## STATED PROBLEM
Report each line of the data that includes the word "object".

* Begin DATA ENTRIES *

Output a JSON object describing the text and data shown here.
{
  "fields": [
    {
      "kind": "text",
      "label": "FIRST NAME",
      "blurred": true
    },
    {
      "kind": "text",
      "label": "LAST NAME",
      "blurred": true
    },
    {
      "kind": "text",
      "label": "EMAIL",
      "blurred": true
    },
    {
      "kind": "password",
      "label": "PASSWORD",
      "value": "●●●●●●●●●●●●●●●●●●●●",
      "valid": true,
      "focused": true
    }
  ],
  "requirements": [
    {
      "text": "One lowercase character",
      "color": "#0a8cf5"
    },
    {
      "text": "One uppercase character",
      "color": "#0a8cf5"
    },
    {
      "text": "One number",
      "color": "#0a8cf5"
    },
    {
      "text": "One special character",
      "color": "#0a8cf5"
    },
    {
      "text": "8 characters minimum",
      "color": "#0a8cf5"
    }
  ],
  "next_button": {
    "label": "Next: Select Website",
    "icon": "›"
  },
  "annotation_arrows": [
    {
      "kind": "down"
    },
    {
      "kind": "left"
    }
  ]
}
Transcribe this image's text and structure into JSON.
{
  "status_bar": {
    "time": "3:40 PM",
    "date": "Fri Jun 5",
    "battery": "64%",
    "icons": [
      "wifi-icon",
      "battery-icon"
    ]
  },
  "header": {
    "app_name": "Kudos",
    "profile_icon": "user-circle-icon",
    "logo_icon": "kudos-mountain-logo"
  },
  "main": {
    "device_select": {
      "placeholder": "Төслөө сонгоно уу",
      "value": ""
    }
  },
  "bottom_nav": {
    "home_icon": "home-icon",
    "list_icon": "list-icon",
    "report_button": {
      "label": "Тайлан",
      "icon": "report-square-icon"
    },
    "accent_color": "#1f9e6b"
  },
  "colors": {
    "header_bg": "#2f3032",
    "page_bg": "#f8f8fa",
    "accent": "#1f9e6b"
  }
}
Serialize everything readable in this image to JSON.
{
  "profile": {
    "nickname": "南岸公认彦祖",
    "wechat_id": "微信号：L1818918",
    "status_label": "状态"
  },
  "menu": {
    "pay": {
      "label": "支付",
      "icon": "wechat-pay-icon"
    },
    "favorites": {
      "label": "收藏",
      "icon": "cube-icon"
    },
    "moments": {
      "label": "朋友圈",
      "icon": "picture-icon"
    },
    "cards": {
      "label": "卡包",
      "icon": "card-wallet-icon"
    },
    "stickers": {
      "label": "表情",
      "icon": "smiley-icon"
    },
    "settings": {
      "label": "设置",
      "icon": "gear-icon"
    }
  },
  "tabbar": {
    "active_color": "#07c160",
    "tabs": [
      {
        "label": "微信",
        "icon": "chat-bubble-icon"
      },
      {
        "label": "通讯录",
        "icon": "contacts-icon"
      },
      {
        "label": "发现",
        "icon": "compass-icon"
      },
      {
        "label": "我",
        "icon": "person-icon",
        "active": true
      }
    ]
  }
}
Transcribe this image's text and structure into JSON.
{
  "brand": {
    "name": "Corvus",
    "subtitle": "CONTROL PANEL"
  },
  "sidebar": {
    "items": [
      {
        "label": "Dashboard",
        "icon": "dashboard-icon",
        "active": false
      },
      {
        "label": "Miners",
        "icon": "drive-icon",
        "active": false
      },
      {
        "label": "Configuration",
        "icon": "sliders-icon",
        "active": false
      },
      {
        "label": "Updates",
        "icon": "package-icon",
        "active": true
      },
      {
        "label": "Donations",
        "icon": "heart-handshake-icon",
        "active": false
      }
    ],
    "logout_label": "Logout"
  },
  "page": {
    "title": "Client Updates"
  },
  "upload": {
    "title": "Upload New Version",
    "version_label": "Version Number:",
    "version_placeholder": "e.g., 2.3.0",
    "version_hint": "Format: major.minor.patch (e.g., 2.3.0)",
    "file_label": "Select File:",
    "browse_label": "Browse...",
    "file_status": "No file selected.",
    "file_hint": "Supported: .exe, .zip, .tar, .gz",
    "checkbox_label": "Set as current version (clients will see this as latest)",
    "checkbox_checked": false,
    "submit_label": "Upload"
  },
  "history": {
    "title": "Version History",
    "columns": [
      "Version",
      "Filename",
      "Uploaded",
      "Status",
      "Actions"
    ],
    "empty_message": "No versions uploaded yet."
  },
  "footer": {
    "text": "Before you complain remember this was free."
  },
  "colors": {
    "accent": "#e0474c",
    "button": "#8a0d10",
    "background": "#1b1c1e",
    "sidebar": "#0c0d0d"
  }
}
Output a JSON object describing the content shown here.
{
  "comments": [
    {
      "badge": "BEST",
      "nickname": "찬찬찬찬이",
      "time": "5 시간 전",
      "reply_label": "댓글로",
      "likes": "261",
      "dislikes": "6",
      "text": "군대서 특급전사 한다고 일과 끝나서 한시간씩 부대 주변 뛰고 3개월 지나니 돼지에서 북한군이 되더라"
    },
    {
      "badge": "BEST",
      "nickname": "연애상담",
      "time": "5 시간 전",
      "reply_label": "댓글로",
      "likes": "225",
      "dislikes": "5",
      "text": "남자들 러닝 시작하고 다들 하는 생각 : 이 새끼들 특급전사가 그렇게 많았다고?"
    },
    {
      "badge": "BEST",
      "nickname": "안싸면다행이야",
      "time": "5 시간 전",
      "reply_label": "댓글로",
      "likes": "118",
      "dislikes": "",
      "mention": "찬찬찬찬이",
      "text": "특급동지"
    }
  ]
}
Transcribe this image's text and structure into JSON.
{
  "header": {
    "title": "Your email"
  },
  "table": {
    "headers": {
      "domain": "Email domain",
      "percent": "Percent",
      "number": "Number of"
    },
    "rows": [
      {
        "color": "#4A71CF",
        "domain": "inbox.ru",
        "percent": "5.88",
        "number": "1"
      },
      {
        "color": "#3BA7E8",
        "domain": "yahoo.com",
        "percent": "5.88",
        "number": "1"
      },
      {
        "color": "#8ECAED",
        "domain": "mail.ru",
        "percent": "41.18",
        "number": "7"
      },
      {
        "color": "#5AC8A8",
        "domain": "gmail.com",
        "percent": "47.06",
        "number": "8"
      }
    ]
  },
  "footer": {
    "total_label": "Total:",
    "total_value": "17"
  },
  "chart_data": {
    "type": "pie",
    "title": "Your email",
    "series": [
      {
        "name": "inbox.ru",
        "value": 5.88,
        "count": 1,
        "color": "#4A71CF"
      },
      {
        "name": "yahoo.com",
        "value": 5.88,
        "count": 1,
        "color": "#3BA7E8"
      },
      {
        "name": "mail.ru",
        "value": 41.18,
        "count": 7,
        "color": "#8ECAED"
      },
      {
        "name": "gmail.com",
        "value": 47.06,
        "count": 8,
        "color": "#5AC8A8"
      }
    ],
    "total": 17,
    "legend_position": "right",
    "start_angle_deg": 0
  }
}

* End DATA ENTRIES *

## FULL OUTPUT
Output a JSON object describing the text and data shown here.
Output a JSON object describing the content shown here.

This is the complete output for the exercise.